> [PROBLEM DETAILS]
Reproduce the listing below exactly. Pictures do not belong in the copy.

(begin)

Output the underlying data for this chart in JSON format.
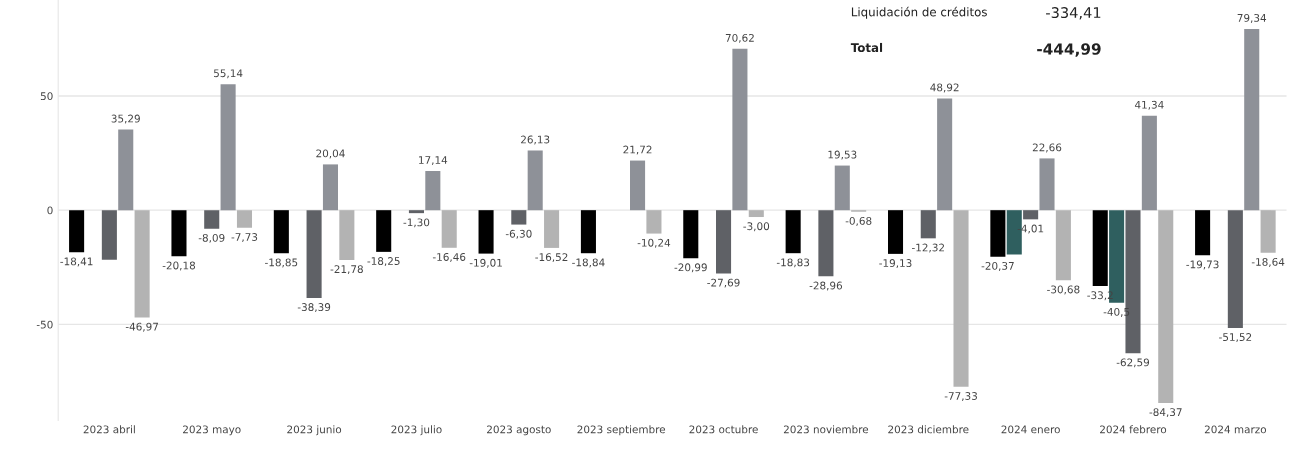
{
  "chart_data": {
    "type": "bar",
    "categories": [
      "2023 abril",
      "2023 mayo",
      "2023 junio",
      "2023 julio",
      "2023 agosto",
      "2023 septiembre",
      "2023 octubre",
      "2023 noviembre",
      "2023 diciembre",
      "2024 enero",
      "2024 febrero",
      "2024 marzo"
    ],
    "series": [
      {
        "color": "#000000",
        "values": [
          -18.41,
          -20.18,
          -18.85,
          -18.25,
          -19.01,
          -18.84,
          -20.99,
          -18.83,
          -19.13,
          -20.37,
          -33.2,
          -19.73
        ],
        "value_labels": [
          "-18,41",
          "-20,18",
          "-18,85",
          "-18,25",
          "-19,01",
          "-18,84",
          "-20,99",
          "-18,83",
          "-19,13",
          "-20,37",
          "-33,2",
          "-19,73"
        ]
      },
      {
        "color": "#2f5f5f",
        "values": [
          null,
          null,
          null,
          null,
          null,
          null,
          null,
          null,
          null,
          -19.4,
          -40.5,
          null
        ],
        "value_labels": [
          null,
          null,
          null,
          null,
          null,
          null,
          null,
          null,
          null,
          null,
          "-40,5",
          null
        ]
      },
      {
        "color": "#5f6166",
        "values": [
          -21.7,
          -8.09,
          -38.39,
          -1.3,
          -6.3,
          null,
          -27.69,
          -28.96,
          -12.32,
          -4.01,
          -62.59,
          -51.52
        ],
        "value_labels": [
          null,
          "-8,09",
          "-38,39",
          "-1,30",
          "-6,30",
          null,
          "-27,69",
          "-28,96",
          "-12,32",
          "-4,01",
          "-62,59",
          "-51,52"
        ]
      },
      {
        "color": "#8e9198",
        "values": [
          35.29,
          55.14,
          20.04,
          17.14,
          26.13,
          21.72,
          70.62,
          19.53,
          48.92,
          22.66,
          41.34,
          79.34
        ],
        "value_labels": [
          "35,29",
          "55,14",
          "20,04",
          "17,14",
          "26,13",
          "21,72",
          "70,62",
          "19,53",
          "48,92",
          "22,66",
          "41,34",
          "79,34"
        ]
      },
      {
        "color": "#b3b3b3",
        "values": [
          -46.97,
          -7.73,
          -21.78,
          -16.46,
          -16.52,
          -10.24,
          -3.0,
          -0.68,
          -77.33,
          -30.68,
          -84.37,
          -18.64
        ],
        "value_labels": [
          "-46,97",
          "-7,73",
          "-21,78",
          "-16,46",
          "-16,52",
          "-10,24",
          "-3,00",
          "-0,68",
          "-77,33",
          "-30,68",
          "-84,37",
          "-18,64"
        ]
      }
    ],
    "ylim": [
      -92,
      92
    ],
    "yticks": [
      -50,
      0,
      50
    ],
    "grid": "y",
    "legend": false,
    "annotations": [
      "Liquidación de créditos",
      "-334,41",
      "Total",
      "-444,99"
    ]
  }
}
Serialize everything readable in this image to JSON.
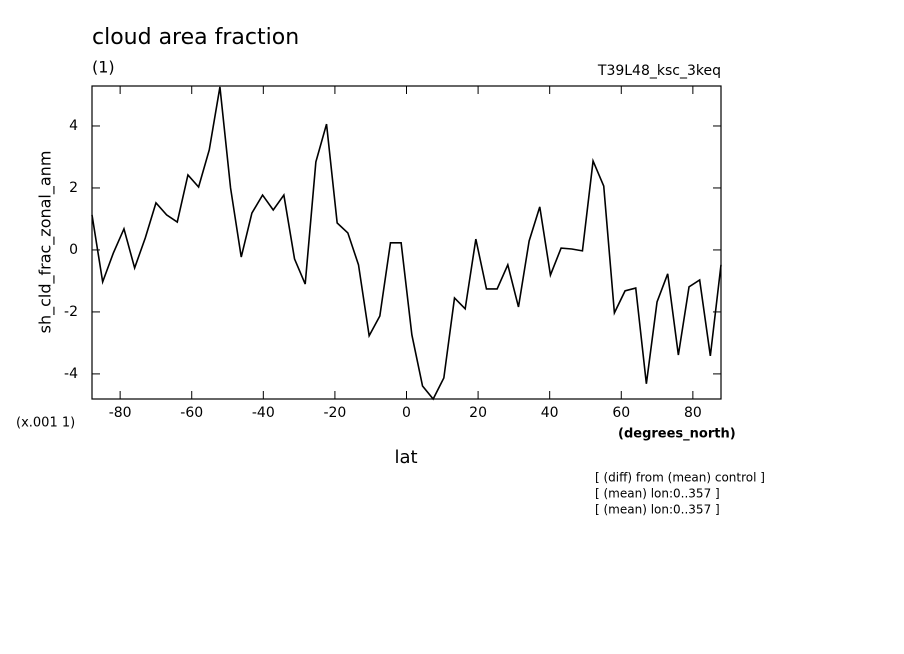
{
  "chart_data": {
    "type": "line",
    "title": "cloud area fraction",
    "subtitle": "(1)",
    "experiment": "T39L48_ksc_3keq",
    "y_label": "sh_cld_frac_zonal_anm",
    "y_scale_label": "(x.001 1)",
    "x_units": "(degrees_north)",
    "x_label": "lat",
    "notes": [
      "[ (diff) from (mean) control ]",
      "[ (mean) lon:0..357 ]",
      "[ (mean) lon:0..357 ]"
    ],
    "xlim": [
      -87.86,
      87.86
    ],
    "ylim": [
      -4.81,
      5.29
    ],
    "xticks": [
      -80,
      -60,
      -40,
      -20,
      0,
      20,
      40,
      60,
      80
    ],
    "yticks": [
      -4,
      -2,
      0,
      2,
      4
    ],
    "x": [
      -87.86,
      -84.88,
      -81.9,
      -78.93,
      -75.95,
      -72.97,
      -69.99,
      -67.01,
      -64.04,
      -61.06,
      -58.08,
      -55.1,
      -52.12,
      -49.15,
      -46.17,
      -43.19,
      -40.21,
      -37.23,
      -34.26,
      -31.28,
      -28.3,
      -25.32,
      -22.34,
      -19.37,
      -16.39,
      -13.41,
      -10.43,
      -7.45,
      -4.48,
      -1.5,
      1.5,
      4.48,
      7.45,
      10.43,
      13.41,
      16.39,
      19.37,
      22.34,
      25.32,
      28.3,
      31.28,
      34.26,
      37.23,
      40.21,
      43.19,
      46.17,
      49.15,
      52.12,
      55.1,
      58.08,
      61.06,
      64.04,
      67.01,
      69.99,
      72.97,
      75.95,
      78.93,
      81.9,
      84.88,
      87.86
    ],
    "series": [
      {
        "color": "#000000",
        "values": [
          1.13,
          -1.03,
          -0.1,
          0.68,
          -0.58,
          0.39,
          1.52,
          1.13,
          0.9,
          2.42,
          2.03,
          3.23,
          5.26,
          2.0,
          -0.23,
          1.19,
          1.77,
          1.29,
          1.77,
          -0.29,
          -1.1,
          2.84,
          4.06,
          0.87,
          0.55,
          -0.48,
          -2.77,
          -2.13,
          0.23,
          0.23,
          -2.74,
          -4.39,
          -4.81,
          -4.13,
          -1.55,
          -1.9,
          0.35,
          -1.26,
          -1.26,
          -0.48,
          -1.84,
          0.29,
          1.39,
          -0.81,
          0.06,
          0.03,
          -0.03,
          2.87,
          2.06,
          -2.03,
          -1.32,
          -1.23,
          -4.32,
          -1.68,
          -0.77,
          -3.39,
          -1.19,
          -0.97,
          -3.42,
          -0.48
        ]
      }
    ]
  }
}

(end)

> [ANSWER TO THE PROBLEM]
Output the underlying data for this chart in JSON format.
{
  "chart_data": {
    "type": "bar",
    "categories": [
      "2023 abril",
      "2023 mayo",
      "2023 junio",
      "2023 julio",
      "2023 agosto",
      "2023 septiembre",
      "2023 octubre",
      "2023 noviembre",
      "2023 diciembre",
      "2024 enero",
      "2024 febrero",
      "2024 marzo"
    ],
    "series": [
      {
        "color": "#000000",
        "values": [
          -18.41,
          -20.18,
          -18.85,
          -18.25,
          -19.01,
          -18.84,
          -20.99,
          -18.83,
          -19.13,
          -20.37,
          -33.2,
          -19.73
        ],
        "value_labels": [
          "-18,41",
          "-20,18",
          "-18,85",
          "-18,25",
          "-19,01",
          "-18,84",
          "-20,99",
          "-18,83",
          "-19,13",
          "-20,37",
          "-33,2",
          "-19,73"
        ]
      },
      {
        "color": "#2f5f5f",
        "values": [
          null,
          null,
          null,
          null,
          null,
          null,
          null,
          null,
          null,
          -19.4,
          -40.5,
          null
        ],
        "value_labels": [
          null,
          null,
          null,
          null,
          null,
          null,
          null,
          null,
          null,
          null,
          "-40,5",
          null
        ]
      },
      {
        "color": "#5f6166",
        "values": [
          -21.7,
          -8.09,
          -38.39,
          -1.3,
          -6.3,
          null,
          -27.69,
          -28.96,
          -12.32,
          -4.01,
          -62.59,
          -51.52
        ],
        "value_labels": [
          null,
          "-8,09",
          "-38,39",
          "-1,30",
          "-6,30",
          null,
          "-27,69",
          "-28,96",
          "-12,32",
          "-4,01",
          "-62,59",
          "-51,52"
        ]
      },
      {
        "color": "#8e9198",
        "values": [
          35.29,
          55.14,
          20.04,
          17.14,
          26.13,
          21.72,
          70.62,
          19.53,
          48.92,
          22.66,
          41.34,
          79.34
        ],
        "value_labels": [
          "35,29",
          "55,14",
          "20,04",
          "17,14",
          "26,13",
          "21,72",
          "70,62",
          "19,53",
          "48,92",
          "22,66",
          "41,34",
          "79,34"
        ]
      },
      {
        "color": "#b3b3b3",
        "values": [
          -46.97,
          -7.73,
          -21.78,
          -16.46,
          -16.52,
          -10.24,
          -3.0,
          -0.68,
          -77.33,
          -30.68,
          -84.37,
          -18.64
        ],
        "value_labels": [
          "-46,97",
          "-7,73",
          "-21,78",
          "-16,46",
          "-16,52",
          "-10,24",
          "-3,00",
          "-0,68",
          "-77,33",
          "-30,68",
          "-84,37",
          "-18,64"
        ]
      }
    ],
    "ylim": [
      -92,
      92
    ],
    "yticks": [
      -50,
      0,
      50
    ],
    "grid": "y",
    "legend": false,
    "annotations": [
      "Liquidación de créditos",
      "-334,41",
      "Total",
      "-444,99"
    ]
  }
}
Serialize everything readable in this image to JSON.
{
  "chart_data": {
    "type": "line",
    "title": "cloud area fraction",
    "subtitle": "(1)",
    "experiment": "T39L48_ksc_3keq",
    "y_label": "sh_cld_frac_zonal_anm",
    "y_scale_label": "(x.001 1)",
    "x_units": "(degrees_north)",
    "x_label": "lat",
    "notes": [
      "[ (diff) from (mean) control ]",
      "[ (mean) lon:0..357 ]",
      "[ (mean) lon:0..357 ]"
    ],
    "xlim": [
      -87.86,
      87.86
    ],
    "ylim": [
      -4.81,
      5.29
    ],
    "xticks": [
      -80,
      -60,
      -40,
      -20,
      0,
      20,
      40,
      60,
      80
    ],
    "yticks": [
      -4,
      -2,
      0,
      2,
      4
    ],
    "x": [
      -87.86,
      -84.88,
      -81.9,
      -78.93,
      -75.95,
      -72.97,
      -69.99,
      -67.01,
      -64.04,
      -61.06,
      -58.08,
      -55.1,
      -52.12,
      -49.15,
      -46.17,
      -43.19,
      -40.21,
      -37.23,
      -34.26,
      -31.28,
      -28.3,
      -25.32,
      -22.34,
      -19.37,
      -16.39,
      -13.41,
      -10.43,
      -7.45,
      -4.48,
      -1.5,
      1.5,
      4.48,
      7.45,
      10.43,
      13.41,
      16.39,
      19.37,
      22.34,
      25.32,
      28.3,
      31.28,
      34.26,
      37.23,
      40.21,
      43.19,
      46.17,
      49.15,
      52.12,
      55.1,
      58.08,
      61.06,
      64.04,
      67.01,
      69.99,
      72.97,
      75.95,
      78.93,
      81.9,
      84.88,
      87.86
    ],
    "series": [
      {
        "color": "#000000",
        "values": [
          1.13,
          -1.03,
          -0.1,
          0.68,
          -0.58,
          0.39,
          1.52,
          1.13,
          0.9,
          2.42,
          2.03,
          3.23,
          5.26,
          2.0,
          -0.23,
          1.19,
          1.77,
          1.29,
          1.77,
          -0.29,
          -1.1,
          2.84,
          4.06,
          0.87,
          0.55,
          -0.48,
          -2.77,
          -2.13,
          0.23,
          0.23,
          -2.74,
          -4.39,
          -4.81,
          -4.13,
          -1.55,
          -1.9,
          0.35,
          -1.26,
          -1.26,
          -0.48,
          -1.84,
          0.29,
          1.39,
          -0.81,
          0.06,
          0.03,
          -0.03,
          2.87,
          2.06,
          -2.03,
          -1.32,
          -1.23,
          -4.32,
          -1.68,
          -0.77,
          -3.39,
          -1.19,
          -0.97,
          -3.42,
          -0.48
        ]
      }
    ]
  }
}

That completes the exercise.